◆ To be done ◆
Find the lines below that contain the word "right" and count them. Only the number should be given.

Data excerpts:

[start]

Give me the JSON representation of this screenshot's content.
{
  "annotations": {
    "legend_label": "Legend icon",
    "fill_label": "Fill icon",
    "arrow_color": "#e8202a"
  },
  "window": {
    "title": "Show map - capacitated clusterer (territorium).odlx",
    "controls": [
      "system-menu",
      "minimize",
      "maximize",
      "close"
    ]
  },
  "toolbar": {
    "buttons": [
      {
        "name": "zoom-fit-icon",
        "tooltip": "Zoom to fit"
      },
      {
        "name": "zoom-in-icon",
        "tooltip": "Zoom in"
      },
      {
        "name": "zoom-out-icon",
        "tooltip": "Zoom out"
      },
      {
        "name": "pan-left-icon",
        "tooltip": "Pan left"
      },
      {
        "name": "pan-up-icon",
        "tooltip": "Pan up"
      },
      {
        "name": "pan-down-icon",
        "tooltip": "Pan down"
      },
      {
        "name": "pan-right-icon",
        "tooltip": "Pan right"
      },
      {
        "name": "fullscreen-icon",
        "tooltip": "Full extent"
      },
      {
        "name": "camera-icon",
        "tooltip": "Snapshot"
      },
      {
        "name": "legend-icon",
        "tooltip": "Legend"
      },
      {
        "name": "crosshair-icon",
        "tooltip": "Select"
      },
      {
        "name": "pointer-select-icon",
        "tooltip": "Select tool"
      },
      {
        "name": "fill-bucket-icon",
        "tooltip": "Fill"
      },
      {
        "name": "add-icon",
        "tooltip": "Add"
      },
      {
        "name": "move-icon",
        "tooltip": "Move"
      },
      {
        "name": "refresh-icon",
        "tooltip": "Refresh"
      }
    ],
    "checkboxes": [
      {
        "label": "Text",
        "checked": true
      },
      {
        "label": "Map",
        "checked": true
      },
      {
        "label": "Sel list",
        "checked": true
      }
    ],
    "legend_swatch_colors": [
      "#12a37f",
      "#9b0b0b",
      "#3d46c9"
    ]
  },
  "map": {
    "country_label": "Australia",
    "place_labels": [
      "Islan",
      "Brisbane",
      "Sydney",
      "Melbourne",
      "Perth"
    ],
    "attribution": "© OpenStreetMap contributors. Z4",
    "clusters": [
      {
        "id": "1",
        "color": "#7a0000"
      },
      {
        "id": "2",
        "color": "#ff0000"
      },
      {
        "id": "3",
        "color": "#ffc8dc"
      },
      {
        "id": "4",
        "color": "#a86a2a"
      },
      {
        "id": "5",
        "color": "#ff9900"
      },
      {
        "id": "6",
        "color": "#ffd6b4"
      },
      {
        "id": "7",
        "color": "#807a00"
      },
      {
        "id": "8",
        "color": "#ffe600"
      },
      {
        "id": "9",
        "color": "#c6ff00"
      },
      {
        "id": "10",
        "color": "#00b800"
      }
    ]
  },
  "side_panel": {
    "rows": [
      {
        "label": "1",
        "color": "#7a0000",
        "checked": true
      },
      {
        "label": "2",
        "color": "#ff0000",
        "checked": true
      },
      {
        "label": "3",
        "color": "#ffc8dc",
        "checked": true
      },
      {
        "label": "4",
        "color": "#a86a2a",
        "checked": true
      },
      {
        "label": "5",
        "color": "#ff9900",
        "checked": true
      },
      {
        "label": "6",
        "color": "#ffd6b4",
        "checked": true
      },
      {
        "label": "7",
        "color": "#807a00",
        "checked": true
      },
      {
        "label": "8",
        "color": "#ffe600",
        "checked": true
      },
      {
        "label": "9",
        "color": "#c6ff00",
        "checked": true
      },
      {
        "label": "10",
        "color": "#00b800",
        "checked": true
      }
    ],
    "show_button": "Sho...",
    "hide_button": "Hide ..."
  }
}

[end]

◆ Response to the exercise ◆
2